## Start DATA ENTRIES
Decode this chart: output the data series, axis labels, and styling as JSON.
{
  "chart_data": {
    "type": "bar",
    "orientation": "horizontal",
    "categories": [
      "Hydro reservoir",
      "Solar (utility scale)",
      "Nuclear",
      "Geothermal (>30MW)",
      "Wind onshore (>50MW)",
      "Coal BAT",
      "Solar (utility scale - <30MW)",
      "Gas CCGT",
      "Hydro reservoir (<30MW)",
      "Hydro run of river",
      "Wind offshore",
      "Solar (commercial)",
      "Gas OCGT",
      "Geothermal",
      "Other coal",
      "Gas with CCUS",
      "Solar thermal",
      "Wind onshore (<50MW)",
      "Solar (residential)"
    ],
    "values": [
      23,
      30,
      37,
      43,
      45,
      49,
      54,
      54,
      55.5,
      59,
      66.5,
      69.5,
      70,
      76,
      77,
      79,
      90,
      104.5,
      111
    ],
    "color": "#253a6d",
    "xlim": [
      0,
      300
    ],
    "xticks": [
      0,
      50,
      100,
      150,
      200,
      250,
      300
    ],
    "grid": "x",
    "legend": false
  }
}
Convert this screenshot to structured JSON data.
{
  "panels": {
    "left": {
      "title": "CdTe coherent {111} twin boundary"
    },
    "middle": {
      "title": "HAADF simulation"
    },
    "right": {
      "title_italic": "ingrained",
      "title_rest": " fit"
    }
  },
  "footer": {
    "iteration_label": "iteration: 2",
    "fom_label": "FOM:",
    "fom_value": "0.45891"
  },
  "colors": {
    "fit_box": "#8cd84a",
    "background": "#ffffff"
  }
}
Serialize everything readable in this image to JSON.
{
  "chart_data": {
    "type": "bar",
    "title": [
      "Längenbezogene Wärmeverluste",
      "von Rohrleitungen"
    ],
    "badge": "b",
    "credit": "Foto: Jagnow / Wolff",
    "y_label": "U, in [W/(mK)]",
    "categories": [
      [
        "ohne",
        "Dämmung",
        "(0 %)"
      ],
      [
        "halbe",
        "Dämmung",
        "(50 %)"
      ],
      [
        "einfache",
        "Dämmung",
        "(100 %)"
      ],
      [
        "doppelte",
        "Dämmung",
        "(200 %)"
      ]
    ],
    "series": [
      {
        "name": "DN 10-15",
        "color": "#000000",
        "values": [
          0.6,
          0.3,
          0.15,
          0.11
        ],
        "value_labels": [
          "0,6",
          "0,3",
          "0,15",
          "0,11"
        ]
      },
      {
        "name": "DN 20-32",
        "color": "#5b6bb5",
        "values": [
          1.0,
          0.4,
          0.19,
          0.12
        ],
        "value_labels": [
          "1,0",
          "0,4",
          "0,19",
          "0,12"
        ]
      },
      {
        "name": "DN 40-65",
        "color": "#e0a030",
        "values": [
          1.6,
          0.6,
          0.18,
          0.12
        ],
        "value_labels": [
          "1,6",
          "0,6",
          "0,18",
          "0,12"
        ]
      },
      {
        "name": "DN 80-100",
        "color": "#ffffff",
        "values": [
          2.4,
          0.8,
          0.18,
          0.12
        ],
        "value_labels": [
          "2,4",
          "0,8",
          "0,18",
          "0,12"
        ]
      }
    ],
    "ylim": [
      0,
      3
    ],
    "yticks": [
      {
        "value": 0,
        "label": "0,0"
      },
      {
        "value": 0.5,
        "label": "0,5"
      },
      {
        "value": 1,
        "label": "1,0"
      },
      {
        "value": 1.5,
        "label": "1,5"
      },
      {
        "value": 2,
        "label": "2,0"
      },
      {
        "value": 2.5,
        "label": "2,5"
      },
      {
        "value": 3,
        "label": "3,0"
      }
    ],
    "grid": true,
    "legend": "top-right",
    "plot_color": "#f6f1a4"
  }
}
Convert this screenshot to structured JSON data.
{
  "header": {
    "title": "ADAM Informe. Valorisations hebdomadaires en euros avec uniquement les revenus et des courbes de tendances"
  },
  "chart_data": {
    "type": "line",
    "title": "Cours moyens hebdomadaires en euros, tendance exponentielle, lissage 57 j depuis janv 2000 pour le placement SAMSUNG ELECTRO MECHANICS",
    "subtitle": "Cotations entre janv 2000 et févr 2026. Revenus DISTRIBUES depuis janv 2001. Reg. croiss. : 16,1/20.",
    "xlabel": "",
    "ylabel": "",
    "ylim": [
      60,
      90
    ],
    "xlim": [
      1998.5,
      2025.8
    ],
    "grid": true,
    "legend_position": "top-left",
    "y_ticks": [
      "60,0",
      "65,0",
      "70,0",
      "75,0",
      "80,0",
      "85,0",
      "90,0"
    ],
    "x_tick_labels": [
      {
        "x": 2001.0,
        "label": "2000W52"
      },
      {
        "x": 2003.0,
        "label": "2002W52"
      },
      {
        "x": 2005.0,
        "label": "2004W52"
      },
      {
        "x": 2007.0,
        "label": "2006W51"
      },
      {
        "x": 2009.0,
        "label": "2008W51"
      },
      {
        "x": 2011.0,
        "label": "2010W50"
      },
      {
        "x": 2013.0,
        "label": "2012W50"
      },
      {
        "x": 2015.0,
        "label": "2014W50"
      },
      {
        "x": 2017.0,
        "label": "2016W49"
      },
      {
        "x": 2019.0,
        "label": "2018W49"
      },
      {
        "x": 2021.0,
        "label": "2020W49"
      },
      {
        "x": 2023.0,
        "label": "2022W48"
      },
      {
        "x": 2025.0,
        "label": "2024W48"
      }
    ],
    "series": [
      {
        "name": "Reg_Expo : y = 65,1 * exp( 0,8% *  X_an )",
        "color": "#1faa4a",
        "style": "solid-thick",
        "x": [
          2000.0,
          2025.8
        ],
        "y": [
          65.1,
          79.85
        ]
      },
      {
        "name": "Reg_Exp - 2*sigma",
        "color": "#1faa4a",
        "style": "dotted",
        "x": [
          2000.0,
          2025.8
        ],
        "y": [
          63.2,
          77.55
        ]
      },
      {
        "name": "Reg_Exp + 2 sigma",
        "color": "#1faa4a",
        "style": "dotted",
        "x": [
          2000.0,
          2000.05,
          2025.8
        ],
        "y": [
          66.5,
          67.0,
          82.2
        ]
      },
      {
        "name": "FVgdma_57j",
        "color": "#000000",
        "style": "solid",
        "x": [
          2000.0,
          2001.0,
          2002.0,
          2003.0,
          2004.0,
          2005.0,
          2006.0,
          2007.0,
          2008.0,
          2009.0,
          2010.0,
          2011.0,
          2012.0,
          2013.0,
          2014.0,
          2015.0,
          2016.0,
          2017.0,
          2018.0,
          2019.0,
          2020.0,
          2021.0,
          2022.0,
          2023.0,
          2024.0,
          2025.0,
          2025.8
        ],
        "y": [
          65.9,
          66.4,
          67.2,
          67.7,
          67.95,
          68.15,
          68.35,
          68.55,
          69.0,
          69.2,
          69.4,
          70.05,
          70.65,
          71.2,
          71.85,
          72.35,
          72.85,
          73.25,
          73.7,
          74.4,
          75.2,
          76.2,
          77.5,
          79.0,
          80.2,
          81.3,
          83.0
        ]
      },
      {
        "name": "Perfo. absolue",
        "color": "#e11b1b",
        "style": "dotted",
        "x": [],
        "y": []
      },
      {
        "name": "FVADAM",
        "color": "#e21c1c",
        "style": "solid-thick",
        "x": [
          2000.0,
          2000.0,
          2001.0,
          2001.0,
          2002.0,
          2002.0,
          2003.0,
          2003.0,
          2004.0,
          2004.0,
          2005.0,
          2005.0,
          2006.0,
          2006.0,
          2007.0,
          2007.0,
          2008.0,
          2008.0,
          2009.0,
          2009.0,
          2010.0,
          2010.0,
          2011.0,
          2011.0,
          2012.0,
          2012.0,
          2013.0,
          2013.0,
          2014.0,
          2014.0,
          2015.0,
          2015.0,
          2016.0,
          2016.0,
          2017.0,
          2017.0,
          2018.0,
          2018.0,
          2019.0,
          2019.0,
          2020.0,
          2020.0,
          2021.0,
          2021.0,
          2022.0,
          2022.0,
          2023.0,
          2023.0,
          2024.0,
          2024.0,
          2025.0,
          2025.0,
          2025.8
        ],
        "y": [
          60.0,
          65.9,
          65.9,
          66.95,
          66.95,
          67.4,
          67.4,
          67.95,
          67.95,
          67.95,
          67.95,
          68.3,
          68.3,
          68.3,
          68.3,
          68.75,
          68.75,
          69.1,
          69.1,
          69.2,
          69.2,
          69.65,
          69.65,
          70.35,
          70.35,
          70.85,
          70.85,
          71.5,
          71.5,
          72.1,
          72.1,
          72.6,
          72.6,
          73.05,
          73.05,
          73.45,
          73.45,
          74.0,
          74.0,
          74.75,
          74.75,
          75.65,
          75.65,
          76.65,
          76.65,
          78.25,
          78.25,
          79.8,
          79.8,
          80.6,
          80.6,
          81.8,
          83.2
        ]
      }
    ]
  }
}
## End DATA ENTRIES
TASK DETAILS: Look through the listing above. Pick out each line with "JSON" and copy it.

TASK RESPONSE:
Decode this chart: output the data series, axis labels, and styling as JSON.
Convert this screenshot to structured JSON data.
Serialize everything readable in this image to JSON.
Convert this screenshot to structured JSON data.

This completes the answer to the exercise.